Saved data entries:
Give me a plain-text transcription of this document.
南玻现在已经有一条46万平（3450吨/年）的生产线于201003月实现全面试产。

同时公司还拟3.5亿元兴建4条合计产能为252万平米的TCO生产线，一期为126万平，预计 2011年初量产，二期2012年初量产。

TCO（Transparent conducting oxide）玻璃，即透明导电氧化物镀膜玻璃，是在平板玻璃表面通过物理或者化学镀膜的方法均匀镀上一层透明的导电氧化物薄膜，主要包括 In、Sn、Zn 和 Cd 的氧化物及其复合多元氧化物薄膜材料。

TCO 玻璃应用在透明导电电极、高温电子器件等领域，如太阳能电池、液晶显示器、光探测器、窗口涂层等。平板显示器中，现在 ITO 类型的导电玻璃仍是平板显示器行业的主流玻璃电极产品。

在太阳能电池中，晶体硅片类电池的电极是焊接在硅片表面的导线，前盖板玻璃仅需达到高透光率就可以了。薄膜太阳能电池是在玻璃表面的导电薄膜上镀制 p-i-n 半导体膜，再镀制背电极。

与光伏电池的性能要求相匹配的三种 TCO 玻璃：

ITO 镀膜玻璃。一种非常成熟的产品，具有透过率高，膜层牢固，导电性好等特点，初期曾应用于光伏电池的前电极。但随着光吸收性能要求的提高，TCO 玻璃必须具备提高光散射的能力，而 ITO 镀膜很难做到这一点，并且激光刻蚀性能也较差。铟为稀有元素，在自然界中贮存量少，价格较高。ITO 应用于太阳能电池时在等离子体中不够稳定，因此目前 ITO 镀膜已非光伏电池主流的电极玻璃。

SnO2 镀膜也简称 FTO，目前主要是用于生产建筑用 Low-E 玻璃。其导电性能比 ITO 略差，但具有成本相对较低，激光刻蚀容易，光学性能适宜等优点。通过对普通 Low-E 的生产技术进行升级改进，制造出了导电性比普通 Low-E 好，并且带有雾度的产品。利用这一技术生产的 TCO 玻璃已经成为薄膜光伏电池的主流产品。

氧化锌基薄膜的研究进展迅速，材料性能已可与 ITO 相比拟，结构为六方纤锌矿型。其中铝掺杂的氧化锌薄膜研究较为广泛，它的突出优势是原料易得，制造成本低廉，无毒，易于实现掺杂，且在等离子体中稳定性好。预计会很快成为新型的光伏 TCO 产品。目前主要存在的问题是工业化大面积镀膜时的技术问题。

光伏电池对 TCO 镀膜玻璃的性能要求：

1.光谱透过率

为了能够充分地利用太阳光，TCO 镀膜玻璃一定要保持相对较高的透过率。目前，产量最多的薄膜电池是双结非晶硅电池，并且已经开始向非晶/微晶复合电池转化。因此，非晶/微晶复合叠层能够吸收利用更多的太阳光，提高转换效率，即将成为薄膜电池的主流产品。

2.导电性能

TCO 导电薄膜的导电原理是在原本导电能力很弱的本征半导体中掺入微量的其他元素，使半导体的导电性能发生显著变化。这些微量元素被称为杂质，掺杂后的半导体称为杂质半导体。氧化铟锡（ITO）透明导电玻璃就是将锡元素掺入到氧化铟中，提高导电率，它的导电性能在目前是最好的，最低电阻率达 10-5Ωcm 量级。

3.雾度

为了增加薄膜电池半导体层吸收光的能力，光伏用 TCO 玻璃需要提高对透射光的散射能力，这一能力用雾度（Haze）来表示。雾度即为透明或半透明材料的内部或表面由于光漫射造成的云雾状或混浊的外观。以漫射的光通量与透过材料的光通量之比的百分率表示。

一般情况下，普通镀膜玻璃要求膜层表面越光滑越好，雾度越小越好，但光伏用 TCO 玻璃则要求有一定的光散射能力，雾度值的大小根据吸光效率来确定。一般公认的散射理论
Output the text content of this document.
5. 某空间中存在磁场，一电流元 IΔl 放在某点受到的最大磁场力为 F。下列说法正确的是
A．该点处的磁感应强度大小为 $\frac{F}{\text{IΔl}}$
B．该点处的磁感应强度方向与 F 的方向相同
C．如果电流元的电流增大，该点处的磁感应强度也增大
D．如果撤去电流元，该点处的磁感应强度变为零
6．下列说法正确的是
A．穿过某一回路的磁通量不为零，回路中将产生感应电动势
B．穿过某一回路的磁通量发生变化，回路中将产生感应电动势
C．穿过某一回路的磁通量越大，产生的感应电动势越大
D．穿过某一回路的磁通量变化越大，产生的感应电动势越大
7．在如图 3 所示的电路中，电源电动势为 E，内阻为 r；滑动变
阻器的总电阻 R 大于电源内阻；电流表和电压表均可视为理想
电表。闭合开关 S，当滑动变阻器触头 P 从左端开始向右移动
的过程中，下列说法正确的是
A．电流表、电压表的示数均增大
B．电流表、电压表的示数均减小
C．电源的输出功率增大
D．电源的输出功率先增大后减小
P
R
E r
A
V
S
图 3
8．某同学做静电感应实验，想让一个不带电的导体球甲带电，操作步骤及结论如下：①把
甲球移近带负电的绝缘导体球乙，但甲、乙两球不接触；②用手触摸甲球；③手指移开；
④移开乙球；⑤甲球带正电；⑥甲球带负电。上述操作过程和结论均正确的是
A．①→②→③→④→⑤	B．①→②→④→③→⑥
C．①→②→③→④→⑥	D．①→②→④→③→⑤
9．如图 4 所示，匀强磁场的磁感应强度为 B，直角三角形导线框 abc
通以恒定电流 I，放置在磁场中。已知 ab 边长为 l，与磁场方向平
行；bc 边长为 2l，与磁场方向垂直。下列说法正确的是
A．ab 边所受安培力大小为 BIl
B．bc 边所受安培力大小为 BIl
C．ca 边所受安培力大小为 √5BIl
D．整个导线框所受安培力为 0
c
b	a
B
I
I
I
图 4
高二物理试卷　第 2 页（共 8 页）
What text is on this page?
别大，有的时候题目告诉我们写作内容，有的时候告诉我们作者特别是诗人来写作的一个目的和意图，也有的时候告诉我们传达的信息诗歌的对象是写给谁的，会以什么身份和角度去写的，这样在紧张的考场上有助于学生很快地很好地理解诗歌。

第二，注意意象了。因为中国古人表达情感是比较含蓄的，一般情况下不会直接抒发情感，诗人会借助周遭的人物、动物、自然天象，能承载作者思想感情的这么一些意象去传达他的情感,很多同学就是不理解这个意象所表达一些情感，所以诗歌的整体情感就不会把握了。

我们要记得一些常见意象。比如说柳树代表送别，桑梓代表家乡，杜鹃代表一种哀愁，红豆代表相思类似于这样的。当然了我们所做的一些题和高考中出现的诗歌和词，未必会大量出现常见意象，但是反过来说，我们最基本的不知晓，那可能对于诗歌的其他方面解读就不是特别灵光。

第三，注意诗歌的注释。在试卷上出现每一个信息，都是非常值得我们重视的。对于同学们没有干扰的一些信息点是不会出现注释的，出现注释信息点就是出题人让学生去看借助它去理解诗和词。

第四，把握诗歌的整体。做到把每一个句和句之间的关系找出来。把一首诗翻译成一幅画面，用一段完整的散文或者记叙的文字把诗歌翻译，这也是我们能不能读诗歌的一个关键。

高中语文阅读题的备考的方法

● **Task objective**
Nothing but the lines from the one with "What text is on this page?" through the end of the data above should be repeated, each exactly as it stands.

● **Solved problem**
What text is on this page?
别大，有的时候题目告诉我们写作内容，有的时候告诉我们作者特别是诗人来写作的一个目的和意图，也有的时候告诉我们传达的信息诗歌的对象是写给谁的，会以什么身份和角度去写的，这样在紧张的考场上有助于学生很快地很好地理解诗歌。

第二，注意意象了。因为中国古人表达情感是比较含蓄的，一般情况下不会直接抒发情感，诗人会借助周遭的人物、动物、自然天象，能承载作者思想感情的这么一些意象去传达他的情感,很多同学就是不理解这个意象所表达一些情感，所以诗歌的整体情感就不会把握了。

我们要记得一些常见意象。比如说柳树代表送别，桑梓代表家乡，杜鹃代表一种哀愁，红豆代表相思类似于这样的。当然了我们所做的一些题和高考中出现的诗歌和词，未必会大量出现常见意象，但是反过来说，我们最基本的不知晓，那可能对于诗歌的其他方面解读就不是特别灵光。

第三，注意诗歌的注释。在试卷上出现每一个信息，都是非常值得我们重视的。对于同学们没有干扰的一些信息点是不会出现注释的，出现注释信息点就是出题人让学生去看借助它去理解诗和词。

第四，把握诗歌的整体。做到把每一个句和句之间的关系找出来。把一首诗翻译成一幅画面，用一段完整的散文或者记叙的文字把诗歌翻译，这也是我们能不能读诗歌的一个关键。

高中语文阅读题的备考的方法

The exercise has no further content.